◆ Task material
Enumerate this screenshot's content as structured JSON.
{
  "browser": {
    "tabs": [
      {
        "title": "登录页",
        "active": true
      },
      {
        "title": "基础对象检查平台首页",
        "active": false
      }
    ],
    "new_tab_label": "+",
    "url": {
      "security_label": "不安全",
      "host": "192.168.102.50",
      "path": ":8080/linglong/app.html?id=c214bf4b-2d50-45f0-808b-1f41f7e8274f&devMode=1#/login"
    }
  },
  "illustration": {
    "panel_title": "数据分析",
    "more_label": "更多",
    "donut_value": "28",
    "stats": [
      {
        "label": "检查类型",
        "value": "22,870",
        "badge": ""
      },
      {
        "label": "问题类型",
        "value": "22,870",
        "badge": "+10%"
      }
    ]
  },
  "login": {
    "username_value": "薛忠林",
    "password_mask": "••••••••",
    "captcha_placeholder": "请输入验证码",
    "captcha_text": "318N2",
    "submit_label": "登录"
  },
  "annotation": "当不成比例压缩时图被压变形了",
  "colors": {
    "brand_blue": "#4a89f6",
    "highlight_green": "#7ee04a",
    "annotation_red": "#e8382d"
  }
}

◆ Given exercise
Retype the entries one by one, exactly.

◆ Expected output
Enumerate this screenshot's content as structured JSON.
{
  "browser": {
    "tabs": [
      {
        "title": "登录页",
        "active": true
      },
      {
        "title": "基础对象检查平台首页",
        "active": false
      }
    ],
    "new_tab_label": "+",
    "url": {
      "security_label": "不安全",
      "host": "192.168.102.50",
      "path": ":8080/linglong/app.html?id=c214bf4b-2d50-45f0-808b-1f41f7e8274f&devMode=1#/login"
    }
  },
  "illustration": {
    "panel_title": "数据分析",
    "more_label": "更多",
    "donut_value": "28",
    "stats": [
      {
        "label": "检查类型",
        "value": "22,870",
        "badge": ""
      },
      {
        "label": "问题类型",
        "value": "22,870",
        "badge": "+10%"
      }
    ]
  },
  "login": {
    "username_value": "薛忠林",
    "password_mask": "••••••••",
    "captcha_placeholder": "请输入验证码",
    "captcha_text": "318N2",
    "submit_label": "登录"
  },
  "annotation": "当不成比例压缩时图被压变形了",
  "colors": {
    "brand_blue": "#4a89f6",
    "highlight_green": "#7ee04a",
    "annotation_red": "#e8382d"
  }
}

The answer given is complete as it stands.